Format the records starting at the line containing "game-thumbnail[interactable] (433, 928, 562, 970)" and ending at the line containing "game-stat-left: 1,390 (433, 891, 476, 910)" as a numbered list, leaving out any blank lines.

--- BEGIN Entries shown ---

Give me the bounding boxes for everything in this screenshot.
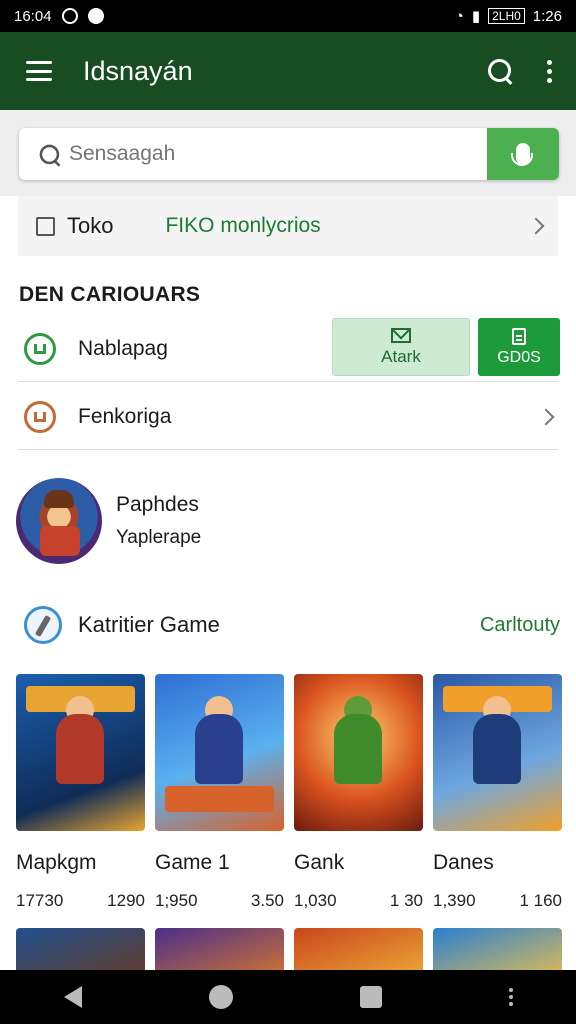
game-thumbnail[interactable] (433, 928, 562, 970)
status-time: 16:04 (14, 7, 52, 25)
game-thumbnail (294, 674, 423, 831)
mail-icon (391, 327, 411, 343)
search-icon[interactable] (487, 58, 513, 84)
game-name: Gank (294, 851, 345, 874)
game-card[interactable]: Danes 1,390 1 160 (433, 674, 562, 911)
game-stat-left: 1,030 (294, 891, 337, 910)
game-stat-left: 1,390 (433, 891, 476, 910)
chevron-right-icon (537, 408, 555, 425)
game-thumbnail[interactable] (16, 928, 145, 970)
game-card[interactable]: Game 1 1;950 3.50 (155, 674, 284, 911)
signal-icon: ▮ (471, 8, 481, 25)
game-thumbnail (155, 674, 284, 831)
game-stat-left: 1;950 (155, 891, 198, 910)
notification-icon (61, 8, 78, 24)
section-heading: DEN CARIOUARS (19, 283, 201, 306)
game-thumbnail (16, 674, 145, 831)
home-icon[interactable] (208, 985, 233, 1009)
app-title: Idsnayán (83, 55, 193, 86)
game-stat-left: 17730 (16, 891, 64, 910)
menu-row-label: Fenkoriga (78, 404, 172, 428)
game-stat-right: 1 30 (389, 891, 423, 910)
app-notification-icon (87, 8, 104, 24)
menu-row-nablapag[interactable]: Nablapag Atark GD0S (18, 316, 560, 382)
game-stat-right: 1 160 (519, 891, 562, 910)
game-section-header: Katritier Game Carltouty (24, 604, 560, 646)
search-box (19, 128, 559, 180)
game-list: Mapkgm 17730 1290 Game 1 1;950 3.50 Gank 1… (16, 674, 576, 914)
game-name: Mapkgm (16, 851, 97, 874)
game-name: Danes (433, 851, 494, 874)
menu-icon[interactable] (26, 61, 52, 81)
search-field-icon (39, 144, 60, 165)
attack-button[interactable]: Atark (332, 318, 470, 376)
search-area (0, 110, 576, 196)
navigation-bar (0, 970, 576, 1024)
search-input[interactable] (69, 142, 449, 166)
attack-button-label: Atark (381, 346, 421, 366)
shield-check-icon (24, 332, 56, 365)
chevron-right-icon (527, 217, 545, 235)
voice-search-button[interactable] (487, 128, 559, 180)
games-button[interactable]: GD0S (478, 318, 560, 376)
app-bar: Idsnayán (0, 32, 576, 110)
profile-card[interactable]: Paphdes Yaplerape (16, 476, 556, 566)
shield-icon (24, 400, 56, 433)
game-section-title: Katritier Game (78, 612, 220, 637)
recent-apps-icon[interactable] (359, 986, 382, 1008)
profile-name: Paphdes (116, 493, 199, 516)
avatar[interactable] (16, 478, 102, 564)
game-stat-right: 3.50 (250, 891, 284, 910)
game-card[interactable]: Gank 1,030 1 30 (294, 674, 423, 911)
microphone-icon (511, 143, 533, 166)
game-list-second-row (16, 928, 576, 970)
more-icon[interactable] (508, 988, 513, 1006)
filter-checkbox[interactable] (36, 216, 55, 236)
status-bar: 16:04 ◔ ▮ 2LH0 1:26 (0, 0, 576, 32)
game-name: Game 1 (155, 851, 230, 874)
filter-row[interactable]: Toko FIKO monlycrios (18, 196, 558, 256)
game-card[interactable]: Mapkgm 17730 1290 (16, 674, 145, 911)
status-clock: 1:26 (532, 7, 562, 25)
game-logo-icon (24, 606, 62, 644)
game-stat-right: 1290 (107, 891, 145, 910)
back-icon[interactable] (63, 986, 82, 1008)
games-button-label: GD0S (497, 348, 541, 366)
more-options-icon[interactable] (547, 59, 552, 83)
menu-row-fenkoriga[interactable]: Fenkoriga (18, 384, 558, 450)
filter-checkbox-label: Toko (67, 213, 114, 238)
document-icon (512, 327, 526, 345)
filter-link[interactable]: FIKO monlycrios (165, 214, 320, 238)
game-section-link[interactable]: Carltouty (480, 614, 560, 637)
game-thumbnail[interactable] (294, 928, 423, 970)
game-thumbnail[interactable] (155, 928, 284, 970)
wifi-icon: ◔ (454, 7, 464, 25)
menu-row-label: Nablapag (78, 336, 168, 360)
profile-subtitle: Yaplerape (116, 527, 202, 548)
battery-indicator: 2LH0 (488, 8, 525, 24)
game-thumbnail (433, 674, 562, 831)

--- END Entries shown ---

**Response to the task:**
1. game-thumbnail[interactable] (433, 928, 562, 970)
2. status-time: 16:04 (14, 7, 52, 25)
3. game-thumbnail (294, 674, 423, 831)
4. mail-icon (391, 327, 411, 343)
5. search-icon[interactable] (487, 58, 513, 84)
6. game-name: Gank (294, 851, 345, 874)
7. game-card[interactable]: Danes 1,390 1 160 (433, 674, 562, 911)
8. game-stat-left: 1,030 (294, 891, 337, 910)
9. game-stat-left: 1,390 (433, 891, 476, 910)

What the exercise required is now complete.